Task statement:
Go through the entries below and copy each line containing the word "JSON".

Information shown:

□ □ □ □ □

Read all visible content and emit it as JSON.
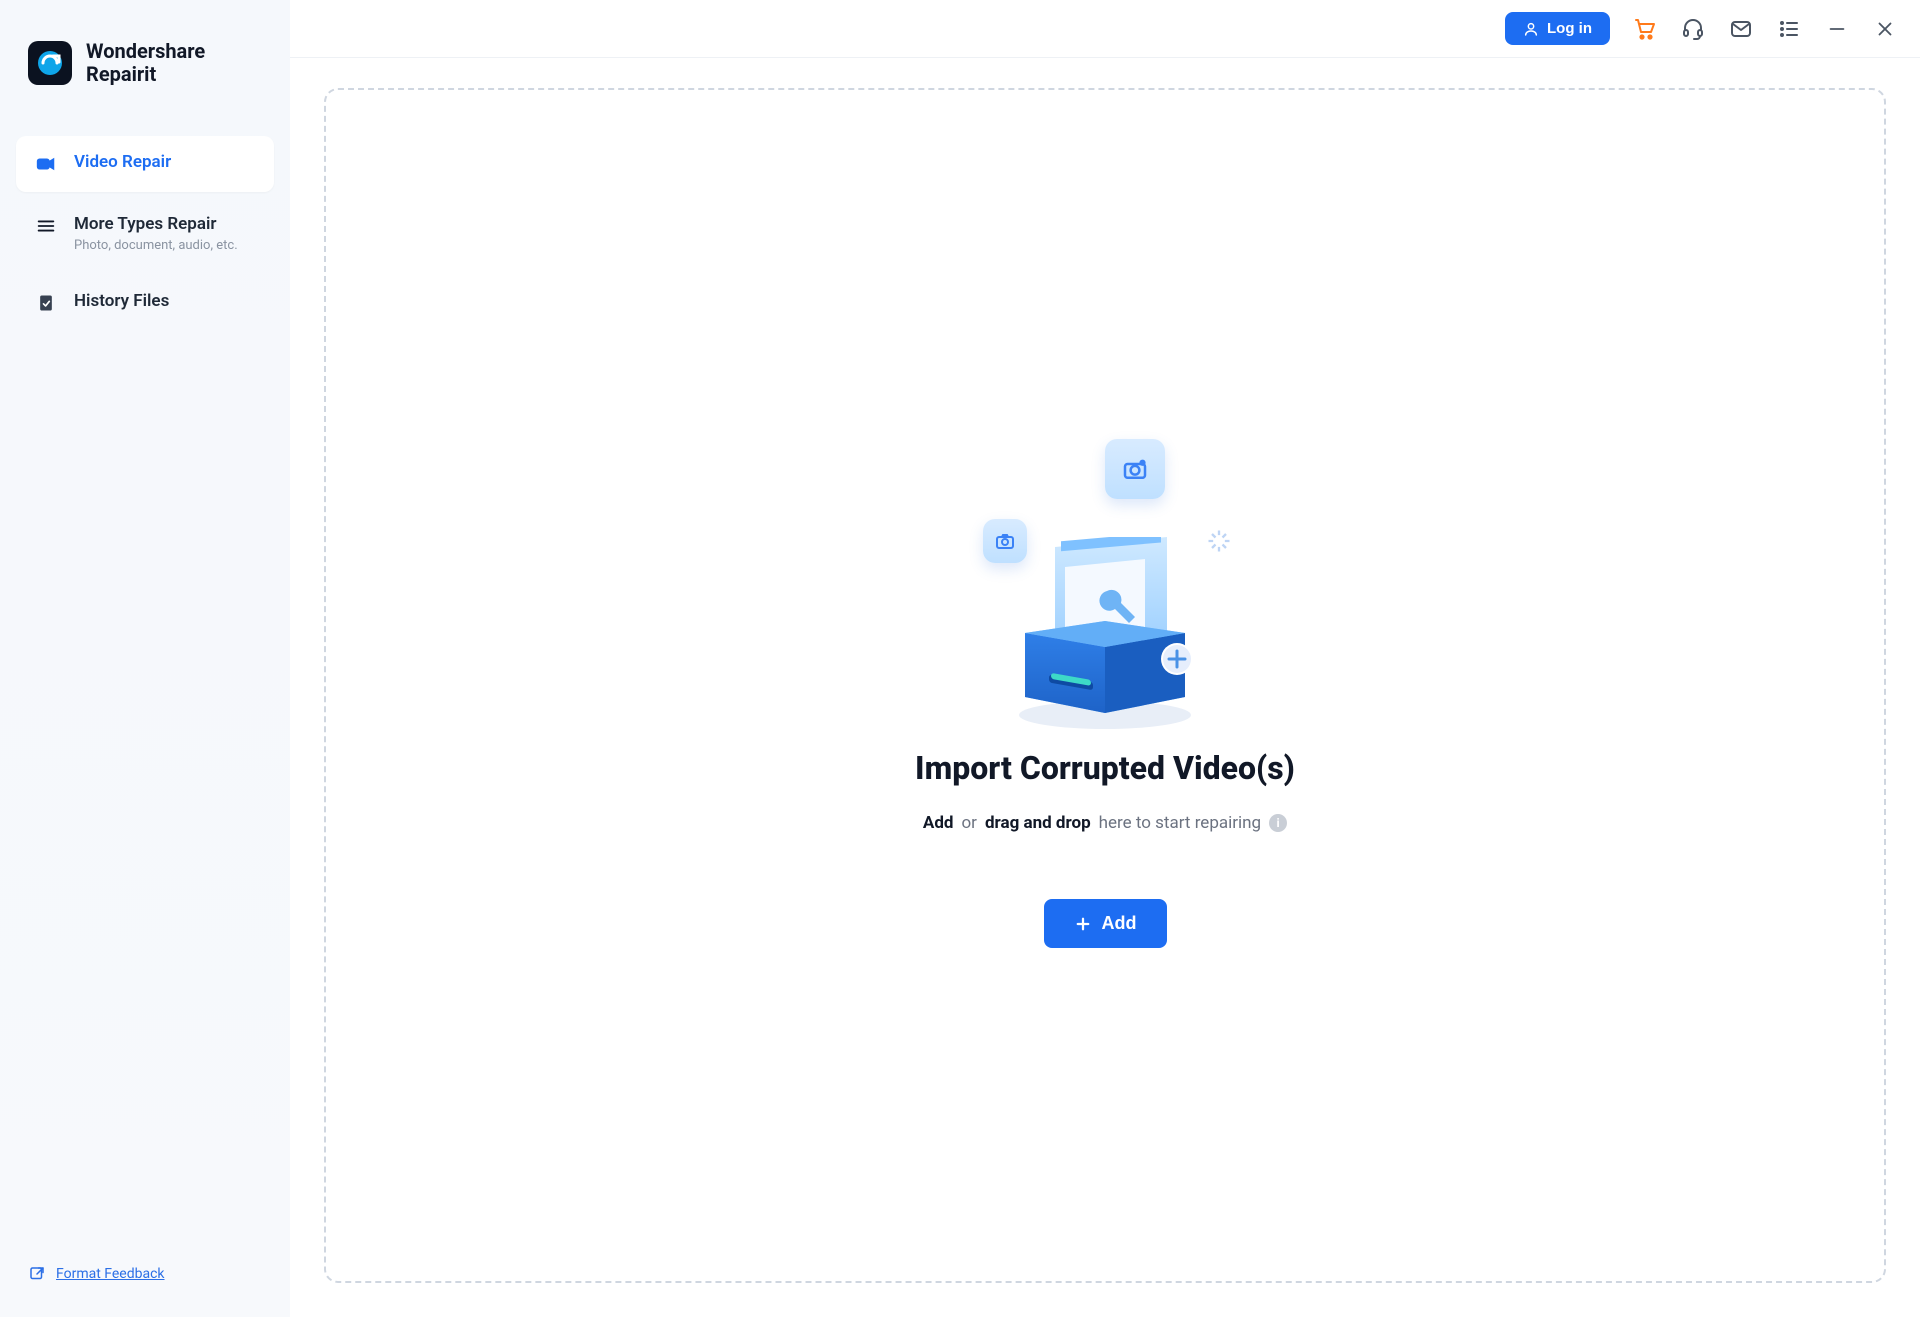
{
  "brand": {
    "line1": "Wondershare",
    "line2": "Repairit"
  },
  "sidebar": {
    "items": [
      {
        "label": "Video Repair"
      },
      {
        "label": "More Types Repair",
        "subtitle": "Photo, document, audio, etc."
      },
      {
        "label": "History Files"
      }
    ],
    "footer_link": "Format Feedback"
  },
  "titlebar": {
    "login_label": "Log in"
  },
  "main": {
    "headline": "Import Corrupted Video(s)",
    "hint_add": "Add",
    "hint_or": "or",
    "hint_dnd": "drag and drop",
    "hint_tail": "here to start repairing",
    "add_button": "Add"
  }
}
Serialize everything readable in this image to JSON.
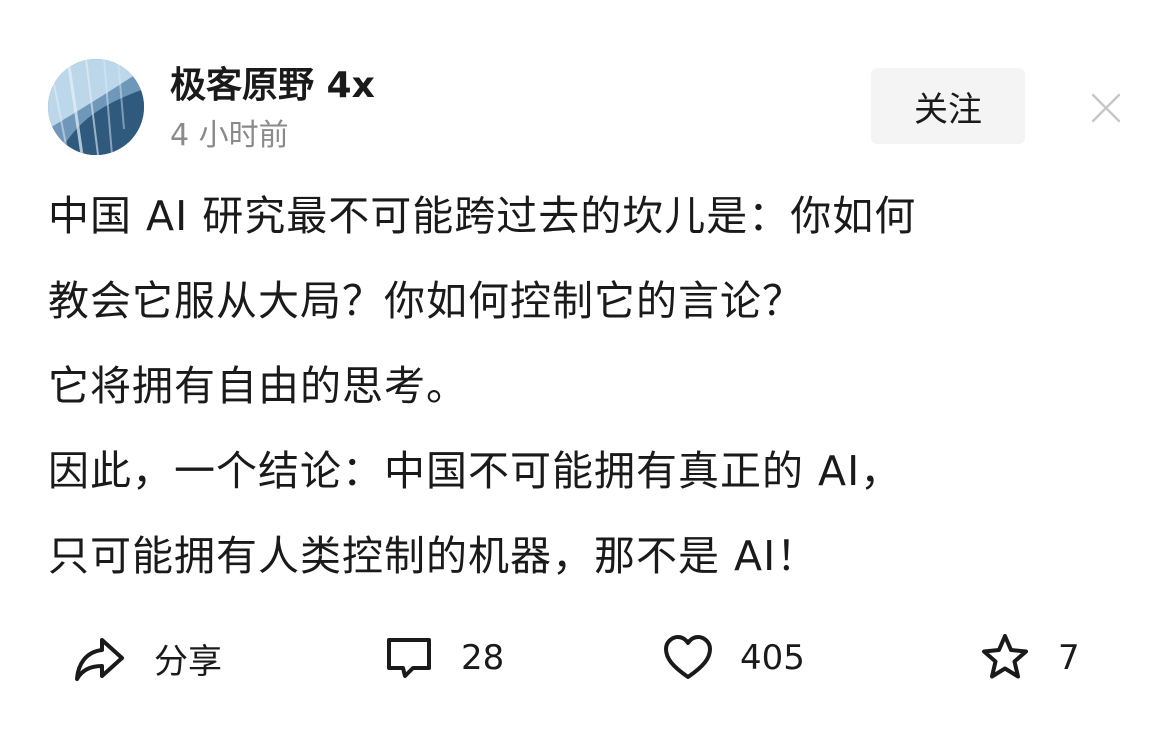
{
  "author": {
    "name": "极客原野 4x",
    "time": "4 小时前"
  },
  "follow_label": "关注",
  "post": {
    "lines": [
      "中国 AI 研究最不可能跨过去的坎儿是：你如何",
      "教会它服从大局？你如何控制它的言论？",
      "它将拥有自由的思考。",
      "因此，一个结论：中国不可能拥有真正的 AI，",
      "只可能拥有人类控制的机器，那不是 AI！"
    ]
  },
  "actions": {
    "share": {
      "label": "分享",
      "icon": "share-icon"
    },
    "comment": {
      "count": "28",
      "icon": "comment-icon"
    },
    "like": {
      "count": "405",
      "icon": "heart-icon"
    },
    "favorite": {
      "count": "7",
      "icon": "star-icon"
    }
  },
  "colors": {
    "text": "#1a1a1a",
    "muted": "#8a8a8a",
    "follow_bg": "#f4f4f4"
  }
}
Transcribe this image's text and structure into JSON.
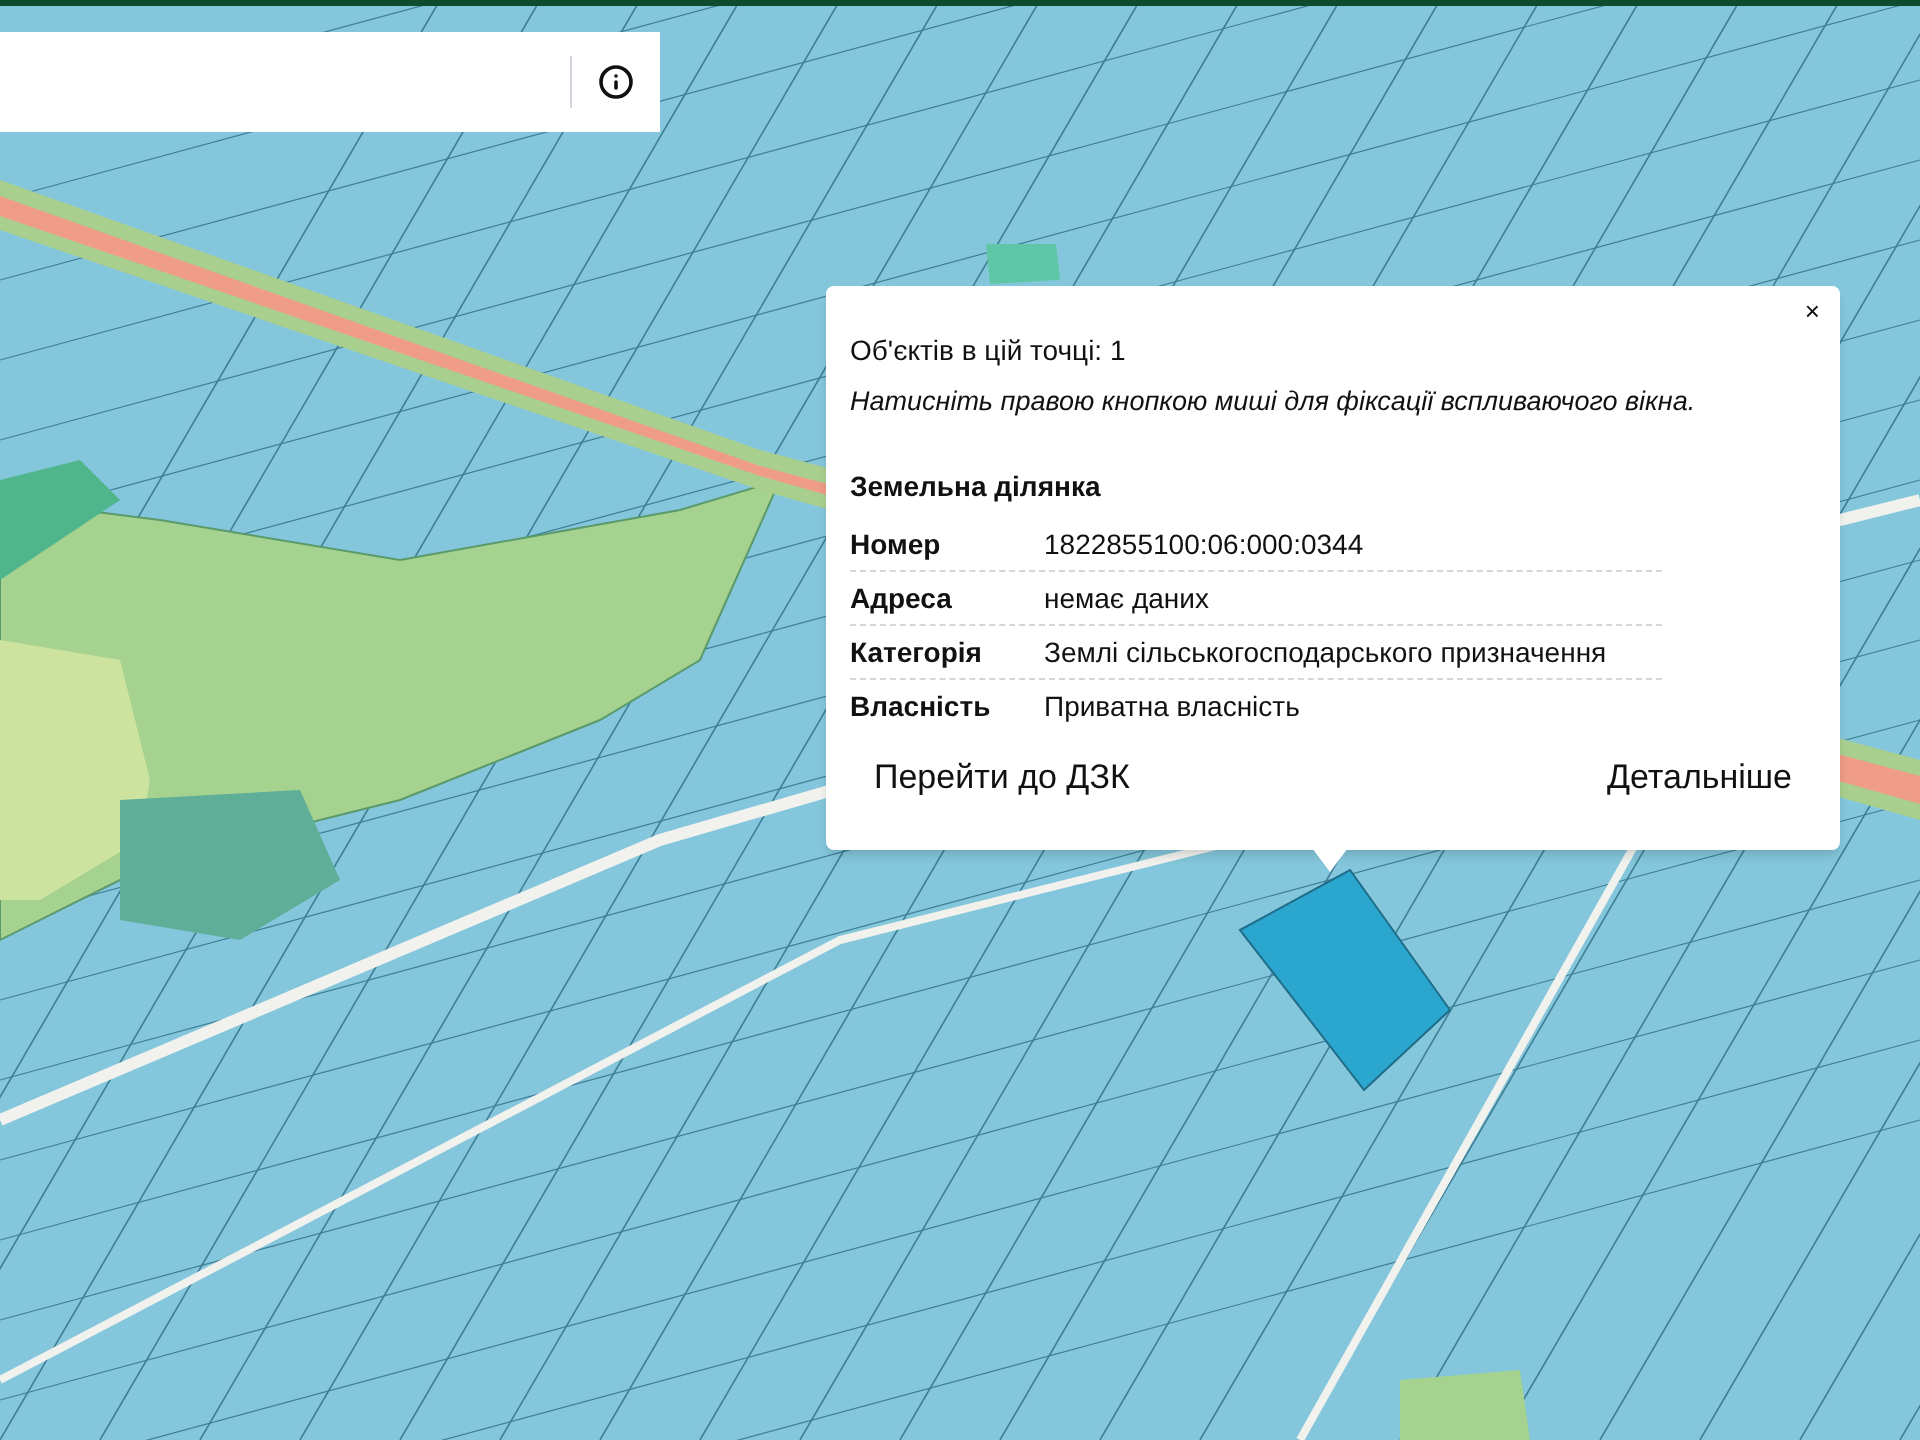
{
  "popup": {
    "count_text": "Об'єктів в цій точці: 1",
    "hint": "Натисніть правою кнопкою миші для фіксації вспливаючого вікна.",
    "close": "×",
    "section_title": "Земельна ділянка",
    "rows": [
      {
        "label": "Номер",
        "value": "1822855100:06:000:0344"
      },
      {
        "label": "Адреса",
        "value": "немає даних"
      },
      {
        "label": "Категорія",
        "value": "Землі сільськогосподарського призначення"
      },
      {
        "label": "Власність",
        "value": "Приватна власність"
      }
    ],
    "buttons": [
      {
        "label": "Перейти до ДЗК"
      },
      {
        "label": "Детальніше"
      }
    ]
  }
}
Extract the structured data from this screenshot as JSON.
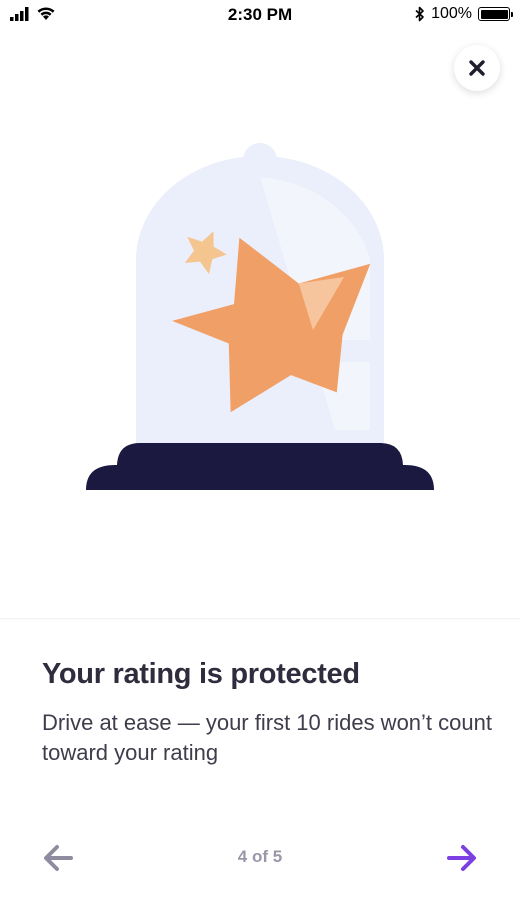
{
  "status_bar": {
    "time": "2:30 PM",
    "battery_text": "100%",
    "icons": [
      "signal-icon",
      "wifi-icon",
      "bluetooth-icon",
      "battery-icon"
    ]
  },
  "close_button": {
    "icon": "close-icon"
  },
  "illustration": {
    "subject": "star-under-glass-dome",
    "colors": {
      "dome": "#ebeefb",
      "star_large": "#f0a067",
      "star_small": "#f5c590",
      "base": "#1c1941"
    }
  },
  "content": {
    "title": "Your rating is protected",
    "description": "Drive at ease — your first 10 rides won’t count toward your rating"
  },
  "pager": {
    "text": "4 of 5",
    "back_icon": "arrow-left-icon",
    "next_icon": "arrow-right-icon",
    "colors": {
      "back": "#8f8ca0",
      "next": "#7b3fe4"
    }
  }
}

□ □ □ □ □

Response below:
Read all visible content and emit it as JSON.
Serialize everything readable in this image to JSON.
Transcribe this image's text and structure into JSON.
Extract the structured data from this screenshot as JSON.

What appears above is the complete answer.